§ **Task**
Tally the lines in the items below that contain the string "Configuration", matching case exactly, and report only the number.

Start of Given records

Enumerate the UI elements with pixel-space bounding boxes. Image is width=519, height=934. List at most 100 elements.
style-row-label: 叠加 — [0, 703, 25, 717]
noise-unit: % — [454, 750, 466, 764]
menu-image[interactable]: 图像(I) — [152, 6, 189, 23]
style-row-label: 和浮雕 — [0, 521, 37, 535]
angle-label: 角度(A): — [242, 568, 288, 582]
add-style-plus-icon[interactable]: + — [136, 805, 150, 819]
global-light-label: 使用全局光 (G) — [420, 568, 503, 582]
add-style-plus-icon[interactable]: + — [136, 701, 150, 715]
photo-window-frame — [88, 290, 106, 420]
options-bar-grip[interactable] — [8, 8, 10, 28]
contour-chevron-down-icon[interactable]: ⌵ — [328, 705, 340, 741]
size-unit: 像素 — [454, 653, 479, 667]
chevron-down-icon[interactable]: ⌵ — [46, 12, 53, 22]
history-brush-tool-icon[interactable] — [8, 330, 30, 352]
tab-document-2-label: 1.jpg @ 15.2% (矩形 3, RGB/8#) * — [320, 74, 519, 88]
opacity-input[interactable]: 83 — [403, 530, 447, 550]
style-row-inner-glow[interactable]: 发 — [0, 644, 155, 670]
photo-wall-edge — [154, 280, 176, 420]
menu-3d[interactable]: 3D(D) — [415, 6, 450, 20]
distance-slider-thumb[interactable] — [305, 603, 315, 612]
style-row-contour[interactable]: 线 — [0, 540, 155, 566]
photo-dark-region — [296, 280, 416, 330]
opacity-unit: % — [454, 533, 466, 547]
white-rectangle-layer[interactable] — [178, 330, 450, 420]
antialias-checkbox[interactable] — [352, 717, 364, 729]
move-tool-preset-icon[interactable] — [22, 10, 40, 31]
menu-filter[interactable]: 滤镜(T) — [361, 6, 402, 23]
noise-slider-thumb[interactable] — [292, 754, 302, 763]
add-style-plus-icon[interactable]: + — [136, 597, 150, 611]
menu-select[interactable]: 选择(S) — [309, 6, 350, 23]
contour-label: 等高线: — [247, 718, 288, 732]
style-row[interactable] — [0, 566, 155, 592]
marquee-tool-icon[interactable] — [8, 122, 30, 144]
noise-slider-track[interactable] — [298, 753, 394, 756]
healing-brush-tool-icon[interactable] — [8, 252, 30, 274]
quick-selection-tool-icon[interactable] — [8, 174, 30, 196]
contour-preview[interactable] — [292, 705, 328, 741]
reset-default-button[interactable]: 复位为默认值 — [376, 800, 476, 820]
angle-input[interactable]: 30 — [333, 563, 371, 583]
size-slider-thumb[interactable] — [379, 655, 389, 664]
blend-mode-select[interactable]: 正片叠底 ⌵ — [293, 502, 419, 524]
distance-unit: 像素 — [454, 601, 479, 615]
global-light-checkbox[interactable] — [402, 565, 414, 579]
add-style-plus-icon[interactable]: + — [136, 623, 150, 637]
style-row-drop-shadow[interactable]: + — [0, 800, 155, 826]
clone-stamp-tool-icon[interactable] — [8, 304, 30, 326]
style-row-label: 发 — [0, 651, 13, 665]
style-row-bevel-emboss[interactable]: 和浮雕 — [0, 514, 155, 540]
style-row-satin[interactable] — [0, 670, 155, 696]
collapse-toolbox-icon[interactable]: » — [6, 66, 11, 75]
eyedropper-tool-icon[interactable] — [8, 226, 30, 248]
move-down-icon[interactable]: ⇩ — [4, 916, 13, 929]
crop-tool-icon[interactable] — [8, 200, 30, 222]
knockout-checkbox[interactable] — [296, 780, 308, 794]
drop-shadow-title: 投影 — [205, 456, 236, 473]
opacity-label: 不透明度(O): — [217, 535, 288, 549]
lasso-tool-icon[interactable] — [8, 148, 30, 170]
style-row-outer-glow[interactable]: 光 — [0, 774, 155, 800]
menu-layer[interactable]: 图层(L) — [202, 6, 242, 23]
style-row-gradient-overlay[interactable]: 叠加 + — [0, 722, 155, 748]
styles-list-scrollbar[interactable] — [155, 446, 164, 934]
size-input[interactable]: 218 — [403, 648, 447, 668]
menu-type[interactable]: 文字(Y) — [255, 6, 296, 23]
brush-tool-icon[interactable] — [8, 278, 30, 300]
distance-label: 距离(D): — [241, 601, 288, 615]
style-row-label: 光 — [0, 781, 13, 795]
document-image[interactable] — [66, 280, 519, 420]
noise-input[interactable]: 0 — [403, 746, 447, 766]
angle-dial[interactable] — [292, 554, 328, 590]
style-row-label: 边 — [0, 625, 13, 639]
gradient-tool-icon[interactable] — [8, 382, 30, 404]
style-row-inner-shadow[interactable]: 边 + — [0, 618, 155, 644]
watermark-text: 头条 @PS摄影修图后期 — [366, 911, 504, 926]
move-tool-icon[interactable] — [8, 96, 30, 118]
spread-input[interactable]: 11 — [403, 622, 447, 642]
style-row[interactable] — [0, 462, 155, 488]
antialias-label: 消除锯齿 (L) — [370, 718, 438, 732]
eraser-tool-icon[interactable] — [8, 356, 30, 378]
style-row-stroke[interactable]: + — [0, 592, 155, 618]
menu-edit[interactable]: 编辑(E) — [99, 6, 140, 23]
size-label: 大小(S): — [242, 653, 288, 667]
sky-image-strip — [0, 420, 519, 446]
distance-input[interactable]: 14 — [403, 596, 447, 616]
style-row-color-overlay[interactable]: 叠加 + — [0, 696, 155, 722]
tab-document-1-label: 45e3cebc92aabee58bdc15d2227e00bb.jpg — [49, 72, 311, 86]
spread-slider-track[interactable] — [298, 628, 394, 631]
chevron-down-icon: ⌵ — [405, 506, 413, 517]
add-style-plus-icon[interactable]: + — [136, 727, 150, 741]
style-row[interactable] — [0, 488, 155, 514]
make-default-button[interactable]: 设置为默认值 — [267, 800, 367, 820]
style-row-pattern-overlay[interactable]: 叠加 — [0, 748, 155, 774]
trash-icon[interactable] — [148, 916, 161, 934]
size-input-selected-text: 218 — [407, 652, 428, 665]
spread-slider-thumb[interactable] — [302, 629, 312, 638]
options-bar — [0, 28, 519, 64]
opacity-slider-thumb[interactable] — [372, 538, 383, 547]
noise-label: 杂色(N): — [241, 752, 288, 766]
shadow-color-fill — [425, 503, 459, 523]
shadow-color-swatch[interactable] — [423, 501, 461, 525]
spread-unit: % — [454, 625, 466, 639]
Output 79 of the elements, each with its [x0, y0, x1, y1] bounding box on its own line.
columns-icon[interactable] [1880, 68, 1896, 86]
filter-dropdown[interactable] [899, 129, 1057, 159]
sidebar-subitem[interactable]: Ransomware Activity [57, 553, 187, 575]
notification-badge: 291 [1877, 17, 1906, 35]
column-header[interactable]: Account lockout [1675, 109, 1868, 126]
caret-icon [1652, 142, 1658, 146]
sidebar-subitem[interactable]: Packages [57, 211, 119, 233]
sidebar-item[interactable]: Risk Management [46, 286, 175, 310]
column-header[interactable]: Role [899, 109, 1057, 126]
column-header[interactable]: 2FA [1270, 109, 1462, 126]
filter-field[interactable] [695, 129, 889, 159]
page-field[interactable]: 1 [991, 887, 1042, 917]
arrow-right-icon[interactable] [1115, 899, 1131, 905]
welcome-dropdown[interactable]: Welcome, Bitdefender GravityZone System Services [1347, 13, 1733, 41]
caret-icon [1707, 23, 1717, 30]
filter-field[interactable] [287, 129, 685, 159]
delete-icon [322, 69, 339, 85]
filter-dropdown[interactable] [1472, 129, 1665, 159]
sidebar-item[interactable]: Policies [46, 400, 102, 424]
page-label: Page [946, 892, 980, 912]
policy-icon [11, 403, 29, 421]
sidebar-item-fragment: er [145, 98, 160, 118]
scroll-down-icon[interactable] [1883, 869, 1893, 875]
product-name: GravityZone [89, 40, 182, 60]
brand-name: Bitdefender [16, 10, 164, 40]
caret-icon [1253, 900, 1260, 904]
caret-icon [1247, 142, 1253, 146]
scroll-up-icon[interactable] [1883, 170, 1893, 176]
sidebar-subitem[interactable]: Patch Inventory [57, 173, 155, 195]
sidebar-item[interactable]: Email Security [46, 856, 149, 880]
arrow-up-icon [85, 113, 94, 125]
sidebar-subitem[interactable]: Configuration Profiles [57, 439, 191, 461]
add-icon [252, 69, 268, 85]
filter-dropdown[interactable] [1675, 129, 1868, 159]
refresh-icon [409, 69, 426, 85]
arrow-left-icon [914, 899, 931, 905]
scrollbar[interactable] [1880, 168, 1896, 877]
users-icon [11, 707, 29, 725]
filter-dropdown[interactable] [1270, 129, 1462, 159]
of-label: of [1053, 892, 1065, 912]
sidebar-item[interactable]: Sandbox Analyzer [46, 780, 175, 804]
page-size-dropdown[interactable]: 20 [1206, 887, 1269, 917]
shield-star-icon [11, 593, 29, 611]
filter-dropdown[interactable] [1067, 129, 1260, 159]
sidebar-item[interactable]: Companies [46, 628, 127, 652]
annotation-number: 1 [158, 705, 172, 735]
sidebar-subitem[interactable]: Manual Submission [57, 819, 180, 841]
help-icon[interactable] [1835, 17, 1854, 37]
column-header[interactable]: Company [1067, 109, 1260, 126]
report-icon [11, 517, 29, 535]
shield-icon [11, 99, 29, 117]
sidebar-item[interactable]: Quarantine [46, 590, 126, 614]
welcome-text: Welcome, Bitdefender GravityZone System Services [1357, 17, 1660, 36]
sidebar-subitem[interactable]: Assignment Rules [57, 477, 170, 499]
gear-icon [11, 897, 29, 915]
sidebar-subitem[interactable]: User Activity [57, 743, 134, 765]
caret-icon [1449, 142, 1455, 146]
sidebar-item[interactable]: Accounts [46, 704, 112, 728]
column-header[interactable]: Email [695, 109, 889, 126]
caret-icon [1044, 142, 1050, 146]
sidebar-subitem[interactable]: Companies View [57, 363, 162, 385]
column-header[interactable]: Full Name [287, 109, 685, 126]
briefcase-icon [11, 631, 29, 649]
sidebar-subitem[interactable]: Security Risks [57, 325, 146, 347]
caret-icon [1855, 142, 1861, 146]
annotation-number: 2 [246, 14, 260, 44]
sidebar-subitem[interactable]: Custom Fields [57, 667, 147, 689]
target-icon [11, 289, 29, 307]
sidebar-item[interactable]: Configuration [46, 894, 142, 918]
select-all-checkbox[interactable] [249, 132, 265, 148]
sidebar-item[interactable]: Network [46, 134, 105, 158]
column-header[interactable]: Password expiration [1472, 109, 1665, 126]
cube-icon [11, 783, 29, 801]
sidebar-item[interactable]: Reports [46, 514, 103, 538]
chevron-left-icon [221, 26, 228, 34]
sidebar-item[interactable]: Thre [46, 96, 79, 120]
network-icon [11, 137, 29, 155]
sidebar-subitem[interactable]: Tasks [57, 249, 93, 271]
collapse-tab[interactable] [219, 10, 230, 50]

End of Given records

§ **Exercise output**
2